◆ WHAT IS BEING ASKED
Copy out all of the data exactly as it appears.

--- start of DATA IN THIS EXERCISE ---

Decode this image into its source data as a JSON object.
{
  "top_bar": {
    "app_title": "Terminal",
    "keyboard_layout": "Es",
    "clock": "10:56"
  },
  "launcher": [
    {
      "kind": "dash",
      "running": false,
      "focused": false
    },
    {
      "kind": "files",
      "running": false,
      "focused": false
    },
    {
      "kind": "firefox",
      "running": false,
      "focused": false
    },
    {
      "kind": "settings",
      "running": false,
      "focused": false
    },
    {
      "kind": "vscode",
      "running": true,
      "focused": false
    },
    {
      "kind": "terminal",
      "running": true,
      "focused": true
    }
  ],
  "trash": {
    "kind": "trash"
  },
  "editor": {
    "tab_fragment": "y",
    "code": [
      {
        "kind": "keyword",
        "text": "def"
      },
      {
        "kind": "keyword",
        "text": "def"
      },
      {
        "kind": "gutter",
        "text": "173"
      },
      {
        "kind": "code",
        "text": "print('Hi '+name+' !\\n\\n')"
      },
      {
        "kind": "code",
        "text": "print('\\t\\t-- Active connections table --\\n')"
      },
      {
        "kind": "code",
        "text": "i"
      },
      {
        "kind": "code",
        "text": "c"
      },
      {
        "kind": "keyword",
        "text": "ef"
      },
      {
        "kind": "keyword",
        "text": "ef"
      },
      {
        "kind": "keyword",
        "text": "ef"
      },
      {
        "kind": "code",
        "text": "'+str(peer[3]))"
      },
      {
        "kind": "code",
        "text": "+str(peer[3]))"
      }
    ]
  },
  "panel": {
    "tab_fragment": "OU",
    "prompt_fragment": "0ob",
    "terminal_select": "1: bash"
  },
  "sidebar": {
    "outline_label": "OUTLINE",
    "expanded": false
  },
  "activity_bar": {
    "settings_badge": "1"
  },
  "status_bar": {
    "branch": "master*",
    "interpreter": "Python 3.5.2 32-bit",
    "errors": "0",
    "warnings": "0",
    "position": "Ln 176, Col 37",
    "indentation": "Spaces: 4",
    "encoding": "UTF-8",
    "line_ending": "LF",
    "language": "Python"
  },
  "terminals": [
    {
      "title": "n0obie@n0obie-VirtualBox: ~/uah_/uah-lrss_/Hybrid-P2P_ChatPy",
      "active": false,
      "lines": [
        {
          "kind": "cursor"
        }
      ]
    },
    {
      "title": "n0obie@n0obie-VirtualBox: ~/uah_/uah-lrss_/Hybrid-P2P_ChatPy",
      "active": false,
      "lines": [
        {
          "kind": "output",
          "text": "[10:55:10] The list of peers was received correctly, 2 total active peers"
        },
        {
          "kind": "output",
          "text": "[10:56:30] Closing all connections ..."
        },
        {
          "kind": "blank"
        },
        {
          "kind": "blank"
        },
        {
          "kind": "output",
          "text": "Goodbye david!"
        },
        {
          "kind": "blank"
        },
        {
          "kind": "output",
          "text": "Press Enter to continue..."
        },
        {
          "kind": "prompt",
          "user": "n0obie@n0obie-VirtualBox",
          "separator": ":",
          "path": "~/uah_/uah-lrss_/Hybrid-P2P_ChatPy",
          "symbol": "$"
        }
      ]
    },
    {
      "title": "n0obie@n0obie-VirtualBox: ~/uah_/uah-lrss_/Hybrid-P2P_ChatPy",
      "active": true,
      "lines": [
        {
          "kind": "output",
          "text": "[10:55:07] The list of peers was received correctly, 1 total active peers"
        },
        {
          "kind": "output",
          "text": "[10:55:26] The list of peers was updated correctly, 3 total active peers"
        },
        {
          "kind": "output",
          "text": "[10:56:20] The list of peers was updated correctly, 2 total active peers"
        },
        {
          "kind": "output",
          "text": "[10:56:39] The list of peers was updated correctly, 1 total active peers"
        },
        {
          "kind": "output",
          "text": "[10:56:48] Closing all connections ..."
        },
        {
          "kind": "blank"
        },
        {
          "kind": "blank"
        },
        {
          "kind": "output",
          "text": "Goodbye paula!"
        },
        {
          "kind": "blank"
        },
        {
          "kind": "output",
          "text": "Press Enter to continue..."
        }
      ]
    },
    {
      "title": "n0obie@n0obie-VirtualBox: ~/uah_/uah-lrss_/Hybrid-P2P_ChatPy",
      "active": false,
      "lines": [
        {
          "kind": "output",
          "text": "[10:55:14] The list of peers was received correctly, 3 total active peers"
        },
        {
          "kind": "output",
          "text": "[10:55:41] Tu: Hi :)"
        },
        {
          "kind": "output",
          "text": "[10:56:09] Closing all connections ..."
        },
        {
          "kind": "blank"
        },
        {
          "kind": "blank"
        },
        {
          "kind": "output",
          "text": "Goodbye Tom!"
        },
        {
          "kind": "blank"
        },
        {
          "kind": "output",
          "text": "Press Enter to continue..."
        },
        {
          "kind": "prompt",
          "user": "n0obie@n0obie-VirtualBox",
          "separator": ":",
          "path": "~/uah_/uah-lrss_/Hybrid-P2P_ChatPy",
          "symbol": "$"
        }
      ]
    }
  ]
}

--- end of DATA IN THIS EXERCISE ---

◆ WRITTEN ANSWER
Decode this image into its source data as a JSON object.
{
  "top_bar": {
    "app_title": "Terminal",
    "keyboard_layout": "Es",
    "clock": "10:56"
  },
  "launcher": [
    {
      "kind": "dash",
      "running": false,
      "focused": false
    },
    {
      "kind": "files",
      "running": false,
      "focused": false
    },
    {
      "kind": "firefox",
      "running": false,
      "focused": false
    },
    {
      "kind": "settings",
      "running": false,
      "focused": false
    },
    {
      "kind": "vscode",
      "running": true,
      "focused": false
    },
    {
      "kind": "terminal",
      "running": true,
      "focused": true
    }
  ],
  "trash": {
    "kind": "trash"
  },
  "editor": {
    "tab_fragment": "y",
    "code": [
      {
        "kind": "keyword",
        "text": "def"
      },
      {
        "kind": "keyword",
        "text": "def"
      },
      {
        "kind": "gutter",
        "text": "173"
      },
      {
        "kind": "code",
        "text": "print('Hi '+name+' !\\n\\n')"
      },
      {
        "kind": "code",
        "text": "print('\\t\\t-- Active connections table --\\n')"
      },
      {
        "kind": "code",
        "text": "i"
      },
      {
        "kind": "code",
        "text": "c"
      },
      {
        "kind": "keyword",
        "text": "ef"
      },
      {
        "kind": "keyword",
        "text": "ef"
      },
      {
        "kind": "keyword",
        "text": "ef"
      },
      {
        "kind": "code",
        "text": "'+str(peer[3]))"
      },
      {
        "kind": "code",
        "text": "+str(peer[3]))"
      }
    ]
  },
  "panel": {
    "tab_fragment": "OU",
    "prompt_fragment": "0ob",
    "terminal_select": "1: bash"
  },
  "sidebar": {
    "outline_label": "OUTLINE",
    "expanded": false
  },
  "activity_bar": {
    "settings_badge": "1"
  },
  "status_bar": {
    "branch": "master*",
    "interpreter": "Python 3.5.2 32-bit",
    "errors": "0",
    "warnings": "0",
    "position": "Ln 176, Col 37",
    "indentation": "Spaces: 4",
    "encoding": "UTF-8",
    "line_ending": "LF",
    "language": "Python"
  },
  "terminals": [
    {
      "title": "n0obie@n0obie-VirtualBox: ~/uah_/uah-lrss_/Hybrid-P2P_ChatPy",
      "active": false,
      "lines": [
        {
          "kind": "cursor"
        }
      ]
    },
    {
      "title": "n0obie@n0obie-VirtualBox: ~/uah_/uah-lrss_/Hybrid-P2P_ChatPy",
      "active": false,
      "lines": [
        {
          "kind": "output",
          "text": "[10:55:10] The list of peers was received correctly, 2 total active peers"
        },
        {
          "kind": "output",
          "text": "[10:56:30] Closing all connections ..."
        },
        {
          "kind": "blank"
        },
        {
          "kind": "blank"
        },
        {
          "kind": "output",
          "text": "Goodbye david!"
        },
        {
          "kind": "blank"
        },
        {
          "kind": "output",
          "text": "Press Enter to continue..."
        },
        {
          "kind": "prompt",
          "user": "n0obie@n0obie-VirtualBox",
          "separator": ":",
          "path": "~/uah_/uah-lrss_/Hybrid-P2P_ChatPy",
          "symbol": "$"
        }
      ]
    },
    {
      "title": "n0obie@n0obie-VirtualBox: ~/uah_/uah-lrss_/Hybrid-P2P_ChatPy",
      "active": true,
      "lines": [
        {
          "kind": "output",
          "text": "[10:55:07] The list of peers was received correctly, 1 total active peers"
        },
        {
          "kind": "output",
          "text": "[10:55:26] The list of peers was updated correctly, 3 total active peers"
        },
        {
          "kind": "output",
          "text": "[10:56:20] The list of peers was updated correctly, 2 total active peers"
        },
        {
          "kind": "output",
          "text": "[10:56:39] The list of peers was updated correctly, 1 total active peers"
        },
        {
          "kind": "output",
          "text": "[10:56:48] Closing all connections ..."
        },
        {
          "kind": "blank"
        },
        {
          "kind": "blank"
        },
        {
          "kind": "output",
          "text": "Goodbye paula!"
        },
        {
          "kind": "blank"
        },
        {
          "kind": "output",
          "text": "Press Enter to continue..."
        }
      ]
    },
    {
      "title": "n0obie@n0obie-VirtualBox: ~/uah_/uah-lrss_/Hybrid-P2P_ChatPy",
      "active": false,
      "lines": [
        {
          "kind": "output",
          "text": "[10:55:14] The list of peers was received correctly, 3 total active peers"
        },
        {
          "kind": "output",
          "text": "[10:55:41] Tu: Hi :)"
        },
        {
          "kind": "output",
          "text": "[10:56:09] Closing all connections ..."
        },
        {
          "kind": "blank"
        },
        {
          "kind": "blank"
        },
        {
          "kind": "output",
          "text": "Goodbye Tom!"
        },
        {
          "kind": "blank"
        },
        {
          "kind": "output",
          "text": "Press Enter to continue..."
        },
        {
          "kind": "prompt",
          "user": "n0obie@n0obie-VirtualBox",
          "separator": ":",
          "path": "~/uah_/uah-lrss_/Hybrid-P2P_ChatPy",
          "symbol": "$"
        }
      ]
    }
  ]
}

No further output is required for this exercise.